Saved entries

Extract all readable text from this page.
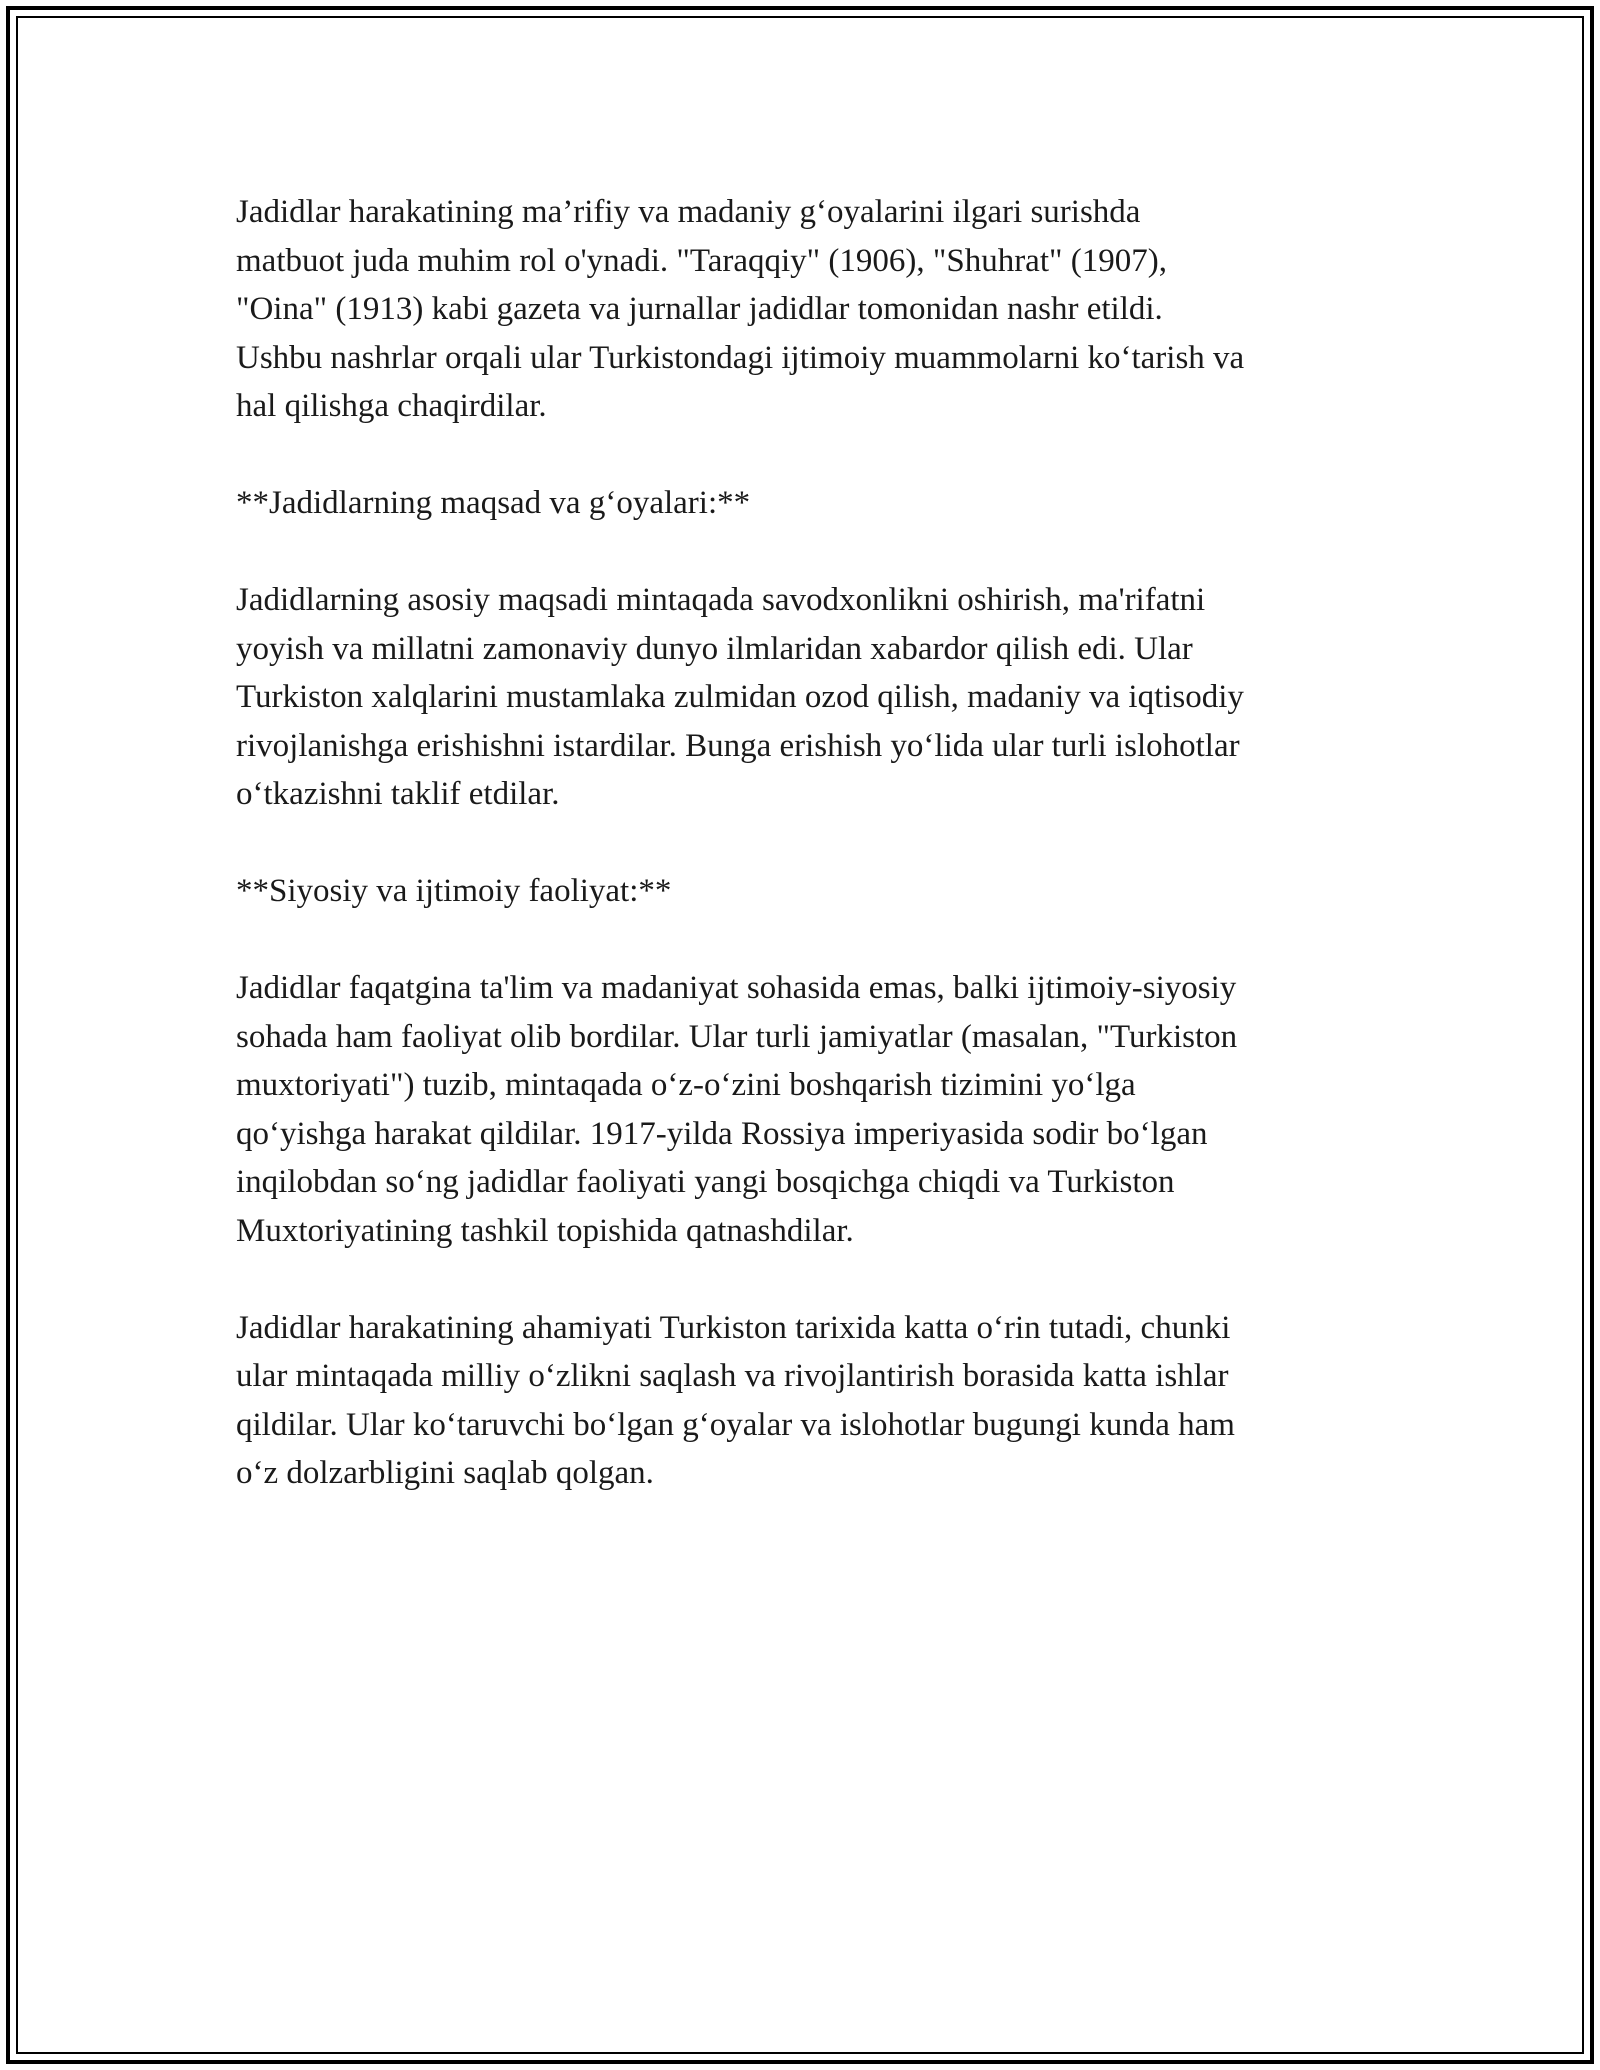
Jadidlar harakatining ma’rifiy va madaniy g‘oyalarini ilgari surishda
matbuot juda muhim rol o'ynadi. "Taraqqiy" (1906), "Shuhrat" (1907),
"Oina" (1913) kabi gazeta va jurnallar jadidlar tomonidan nashr etildi.
Ushbu nashrlar orqali ular Turkistondagi ijtimoiy muammolarni ko‘tarish va
hal qilishga chaqirdilar.

**Jadidlarning maqsad va g‘oyalari:**

Jadidlarning asosiy maqsadi mintaqada savodxonlikni oshirish, ma'rifatni
yoyish va millatni zamonaviy dunyo ilmlaridan xabardor qilish edi. Ular
Turkiston xalqlarini mustamlaka zulmidan ozod qilish, madaniy va iqtisodiy
rivojlanishga erishishni istardilar. Bunga erishish yo‘lida ular turli islohotlar
o‘tkazishni taklif etdilar.

**Siyosiy va ijtimoiy faoliyat:**

Jadidlar faqatgina ta'lim va madaniyat sohasida emas, balki ijtimoiy-siyosiy
sohada ham faoliyat olib bordilar. Ular turli jamiyatlar (masalan, "Turkiston
muxtoriyati") tuzib, mintaqada o‘z-o‘zini boshqarish tizimini yo‘lga
qo‘yishga harakat qildilar. 1917-yilda Rossiya imperiyasida sodir bo‘lgan
inqilobdan so‘ng jadidlar faoliyati yangi bosqichga chiqdi va Turkiston
Muxtoriyatining tashkil topishida qatnashdilar.

Jadidlar harakatining ahamiyati Turkiston tarixida katta o‘rin tutadi, chunki
ular mintaqada milliy o‘zlikni saqlash va rivojlantirish borasida katta ishlar
qildilar. Ular ko‘taruvchi bo‘lgan g‘oyalar va islohotlar bugungi kunda ham
o‘z dolzarbligini saqlab qolgan.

_Requirements_.
Every record above should be written out again without change, except that the pictures are left out.

_Full response_.
Extract all readable text from this page.
Jadidlar harakatining ma’rifiy va madaniy g‘oyalarini ilgari surishda
matbuot juda muhim rol o'ynadi. "Taraqqiy" (1906), "Shuhrat" (1907),
"Oina" (1913) kabi gazeta va jurnallar jadidlar tomonidan nashr etildi.
Ushbu nashrlar orqali ular Turkistondagi ijtimoiy muammolarni ko‘tarish va
hal qilishga chaqirdilar.

**Jadidlarning maqsad va g‘oyalari:**

Jadidlarning asosiy maqsadi mintaqada savodxonlikni oshirish, ma'rifatni
yoyish va millatni zamonaviy dunyo ilmlaridan xabardor qilish edi. Ular
Turkiston xalqlarini mustamlaka zulmidan ozod qilish, madaniy va iqtisodiy
rivojlanishga erishishni istardilar. Bunga erishish yo‘lida ular turli islohotlar
o‘tkazishni taklif etdilar.

**Siyosiy va ijtimoiy faoliyat:**

Jadidlar faqatgina ta'lim va madaniyat sohasida emas, balki ijtimoiy-siyosiy
sohada ham faoliyat olib bordilar. Ular turli jamiyatlar (masalan, "Turkiston
muxtoriyati") tuzib, mintaqada o‘z-o‘zini boshqarish tizimini yo‘lga
qo‘yishga harakat qildilar. 1917-yilda Rossiya imperiyasida sodir bo‘lgan
inqilobdan so‘ng jadidlar faoliyati yangi bosqichga chiqdi va Turkiston
Muxtoriyatining tashkil topishida qatnashdilar.

Jadidlar harakatining ahamiyati Turkiston tarixida katta o‘rin tutadi, chunki
ular mintaqada milliy o‘zlikni saqlash va rivojlantirish borasida katta ishlar
qildilar. Ular ko‘taruvchi bo‘lgan g‘oyalar va islohotlar bugungi kunda ham
o‘z dolzarbligini saqlab qolgan.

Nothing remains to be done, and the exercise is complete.